*WHAT YOU NEED TO DO*: Extract each line of the material that follows exactly and omit its pictures.

*Figure contents as structured data*:
-- START --

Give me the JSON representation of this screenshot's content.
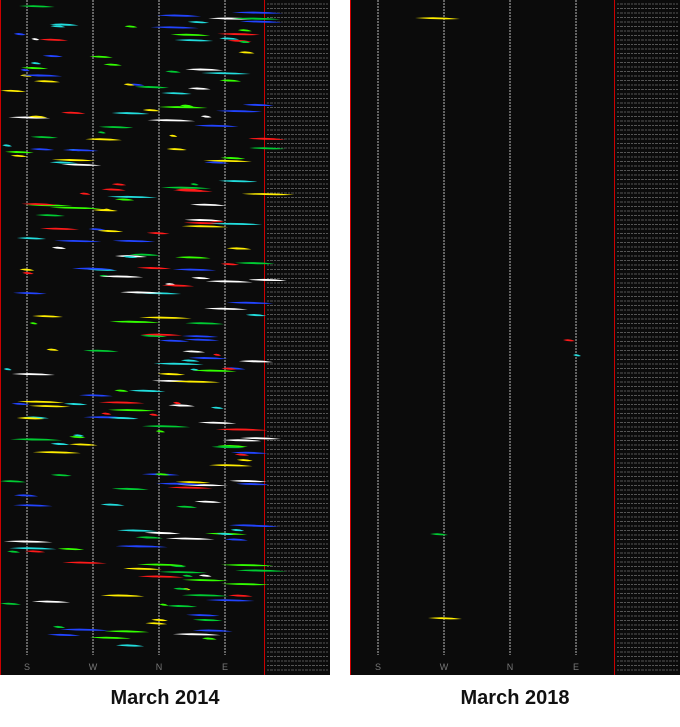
{
  "panels": [
    {
      "caption": "March 2014",
      "axis_labels": [
        "S",
        "W",
        "N",
        "E"
      ]
    },
    {
      "caption": "March 2018",
      "axis_labels": [
        "S",
        "W",
        "N",
        "E"
      ]
    }
  ]
}
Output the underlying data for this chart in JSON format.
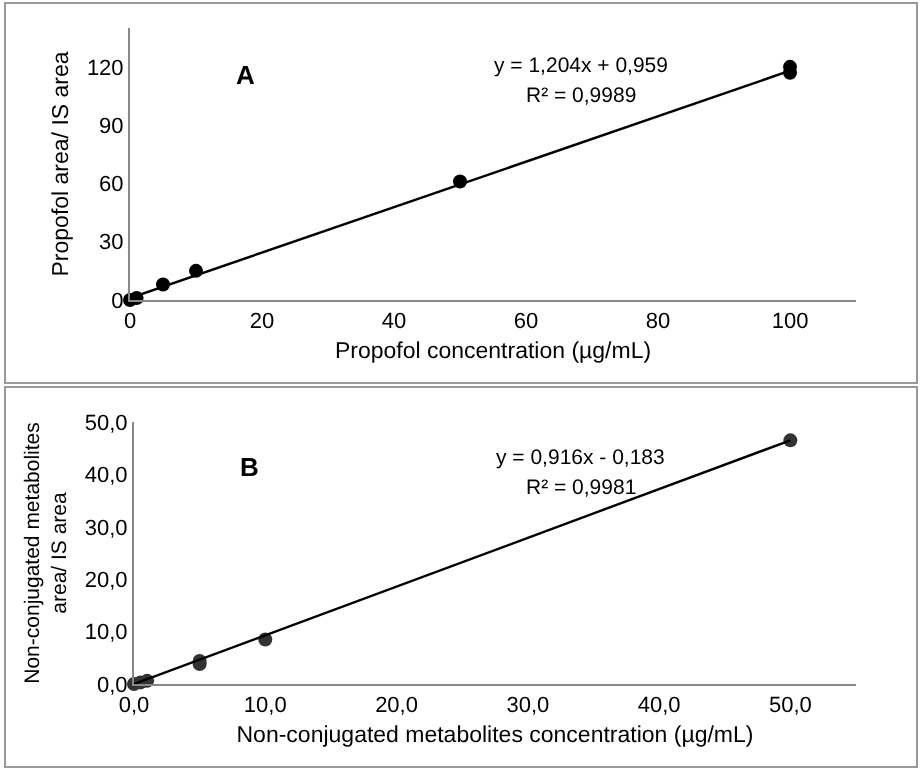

-- END --

*SOLVED EXERCISE*:
Give me the JSON representation of this screenshot's content.
{
  "panels": [
    {
      "caption": "March 2014",
      "axis_labels": [
        "S",
        "W",
        "N",
        "E"
      ]
    },
    {
      "caption": "March 2018",
      "axis_labels": [
        "S",
        "W",
        "N",
        "E"
      ]
    }
  ]
}
Output the underlying data for this chart in JSON format.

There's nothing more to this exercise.